• Short task: Review the lines that follow and copy each one that contains the word "vulcanici".

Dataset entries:
--------------------

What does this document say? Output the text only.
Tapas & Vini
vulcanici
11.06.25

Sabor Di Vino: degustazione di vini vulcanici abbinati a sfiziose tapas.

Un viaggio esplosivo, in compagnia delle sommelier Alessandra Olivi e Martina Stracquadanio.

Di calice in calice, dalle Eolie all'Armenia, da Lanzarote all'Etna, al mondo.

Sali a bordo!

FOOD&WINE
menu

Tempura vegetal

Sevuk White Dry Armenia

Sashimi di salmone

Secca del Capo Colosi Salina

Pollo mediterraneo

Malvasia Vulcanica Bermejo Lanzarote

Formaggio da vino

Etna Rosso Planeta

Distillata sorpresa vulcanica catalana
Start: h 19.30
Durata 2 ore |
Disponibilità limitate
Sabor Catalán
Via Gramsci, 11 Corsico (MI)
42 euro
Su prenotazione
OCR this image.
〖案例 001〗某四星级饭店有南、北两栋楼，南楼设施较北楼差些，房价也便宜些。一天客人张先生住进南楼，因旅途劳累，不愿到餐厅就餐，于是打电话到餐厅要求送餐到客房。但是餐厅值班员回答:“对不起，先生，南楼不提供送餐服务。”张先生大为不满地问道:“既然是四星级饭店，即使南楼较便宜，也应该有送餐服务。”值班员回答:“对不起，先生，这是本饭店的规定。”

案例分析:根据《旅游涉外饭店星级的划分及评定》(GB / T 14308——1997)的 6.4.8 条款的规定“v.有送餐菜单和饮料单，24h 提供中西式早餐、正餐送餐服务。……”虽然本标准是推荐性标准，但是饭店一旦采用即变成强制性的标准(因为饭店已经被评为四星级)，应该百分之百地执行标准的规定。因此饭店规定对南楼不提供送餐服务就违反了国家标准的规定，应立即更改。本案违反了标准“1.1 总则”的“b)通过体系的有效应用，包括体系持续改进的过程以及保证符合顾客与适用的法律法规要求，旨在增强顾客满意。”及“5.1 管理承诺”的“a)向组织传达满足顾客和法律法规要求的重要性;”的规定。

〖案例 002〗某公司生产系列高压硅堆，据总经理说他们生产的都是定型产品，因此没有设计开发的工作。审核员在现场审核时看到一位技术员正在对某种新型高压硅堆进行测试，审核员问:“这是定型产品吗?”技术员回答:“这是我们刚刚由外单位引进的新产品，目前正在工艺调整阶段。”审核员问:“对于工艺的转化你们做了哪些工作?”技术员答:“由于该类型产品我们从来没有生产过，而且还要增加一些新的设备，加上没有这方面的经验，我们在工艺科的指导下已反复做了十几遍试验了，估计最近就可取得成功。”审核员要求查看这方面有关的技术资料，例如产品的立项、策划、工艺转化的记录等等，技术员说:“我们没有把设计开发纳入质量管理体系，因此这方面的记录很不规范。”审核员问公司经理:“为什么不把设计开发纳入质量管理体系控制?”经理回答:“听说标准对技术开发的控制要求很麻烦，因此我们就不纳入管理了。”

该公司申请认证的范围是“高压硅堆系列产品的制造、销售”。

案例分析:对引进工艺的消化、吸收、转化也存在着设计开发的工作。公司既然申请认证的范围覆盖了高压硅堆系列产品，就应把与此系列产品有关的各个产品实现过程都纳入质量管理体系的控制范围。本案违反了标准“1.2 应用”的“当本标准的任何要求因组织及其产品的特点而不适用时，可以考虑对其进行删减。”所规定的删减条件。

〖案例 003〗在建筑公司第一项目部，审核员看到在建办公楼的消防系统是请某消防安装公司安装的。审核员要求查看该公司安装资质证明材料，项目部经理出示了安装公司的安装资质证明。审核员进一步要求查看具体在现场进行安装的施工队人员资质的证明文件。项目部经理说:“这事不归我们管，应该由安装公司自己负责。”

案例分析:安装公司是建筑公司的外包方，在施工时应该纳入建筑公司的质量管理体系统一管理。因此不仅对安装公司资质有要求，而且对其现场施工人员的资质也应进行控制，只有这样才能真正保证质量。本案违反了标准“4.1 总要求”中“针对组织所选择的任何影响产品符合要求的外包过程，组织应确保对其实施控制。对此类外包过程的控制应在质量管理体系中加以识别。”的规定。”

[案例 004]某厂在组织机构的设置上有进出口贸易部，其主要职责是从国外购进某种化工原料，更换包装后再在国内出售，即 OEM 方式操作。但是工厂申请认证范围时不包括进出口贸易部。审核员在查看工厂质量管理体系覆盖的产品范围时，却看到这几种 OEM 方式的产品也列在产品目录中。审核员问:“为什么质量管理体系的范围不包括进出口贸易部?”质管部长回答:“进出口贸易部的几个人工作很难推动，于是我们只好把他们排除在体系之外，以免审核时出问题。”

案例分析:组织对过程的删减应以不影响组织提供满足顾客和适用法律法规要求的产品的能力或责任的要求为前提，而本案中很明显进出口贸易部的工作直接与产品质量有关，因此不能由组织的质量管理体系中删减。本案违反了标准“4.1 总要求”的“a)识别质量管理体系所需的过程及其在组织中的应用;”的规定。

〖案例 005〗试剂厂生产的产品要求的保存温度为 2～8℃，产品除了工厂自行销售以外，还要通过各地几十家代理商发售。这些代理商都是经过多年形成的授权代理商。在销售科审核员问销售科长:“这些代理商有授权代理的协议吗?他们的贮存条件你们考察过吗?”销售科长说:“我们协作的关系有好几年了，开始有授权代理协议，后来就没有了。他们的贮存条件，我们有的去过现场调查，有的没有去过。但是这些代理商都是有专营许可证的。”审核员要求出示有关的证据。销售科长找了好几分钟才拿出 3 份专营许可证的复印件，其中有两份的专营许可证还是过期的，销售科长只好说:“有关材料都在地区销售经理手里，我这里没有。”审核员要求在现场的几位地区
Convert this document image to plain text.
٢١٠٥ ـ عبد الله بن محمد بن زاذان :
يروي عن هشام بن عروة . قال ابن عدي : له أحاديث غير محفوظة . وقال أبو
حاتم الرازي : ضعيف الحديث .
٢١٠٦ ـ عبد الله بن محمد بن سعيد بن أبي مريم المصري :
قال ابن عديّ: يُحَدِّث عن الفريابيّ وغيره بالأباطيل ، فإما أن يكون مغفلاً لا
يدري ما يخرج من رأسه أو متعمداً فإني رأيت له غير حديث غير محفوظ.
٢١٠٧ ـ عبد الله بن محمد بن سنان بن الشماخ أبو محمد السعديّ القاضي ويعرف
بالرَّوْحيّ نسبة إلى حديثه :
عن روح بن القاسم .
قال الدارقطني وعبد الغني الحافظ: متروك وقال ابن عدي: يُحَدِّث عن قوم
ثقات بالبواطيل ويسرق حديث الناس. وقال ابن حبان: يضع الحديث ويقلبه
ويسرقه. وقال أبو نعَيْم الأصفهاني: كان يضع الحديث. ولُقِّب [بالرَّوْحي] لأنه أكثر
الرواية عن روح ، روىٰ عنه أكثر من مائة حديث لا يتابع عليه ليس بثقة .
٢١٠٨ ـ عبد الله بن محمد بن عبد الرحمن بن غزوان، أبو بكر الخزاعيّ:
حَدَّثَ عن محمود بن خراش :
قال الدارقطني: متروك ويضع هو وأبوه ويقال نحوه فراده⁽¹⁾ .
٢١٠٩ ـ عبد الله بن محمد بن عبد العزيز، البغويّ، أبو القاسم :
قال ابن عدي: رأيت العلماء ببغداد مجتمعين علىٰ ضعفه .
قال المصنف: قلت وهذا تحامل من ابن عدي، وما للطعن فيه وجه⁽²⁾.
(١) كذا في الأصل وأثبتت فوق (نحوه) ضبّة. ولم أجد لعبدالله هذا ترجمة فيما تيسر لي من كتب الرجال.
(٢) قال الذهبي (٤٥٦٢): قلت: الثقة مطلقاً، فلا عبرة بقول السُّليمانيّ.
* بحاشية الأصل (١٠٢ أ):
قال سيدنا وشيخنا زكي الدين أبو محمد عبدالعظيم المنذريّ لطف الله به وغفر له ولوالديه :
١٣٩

--------------------

• Task output:
vulcanici
Sabor Di Vino: degustazione di vini vulcanici abbinati a sfiziose tapas.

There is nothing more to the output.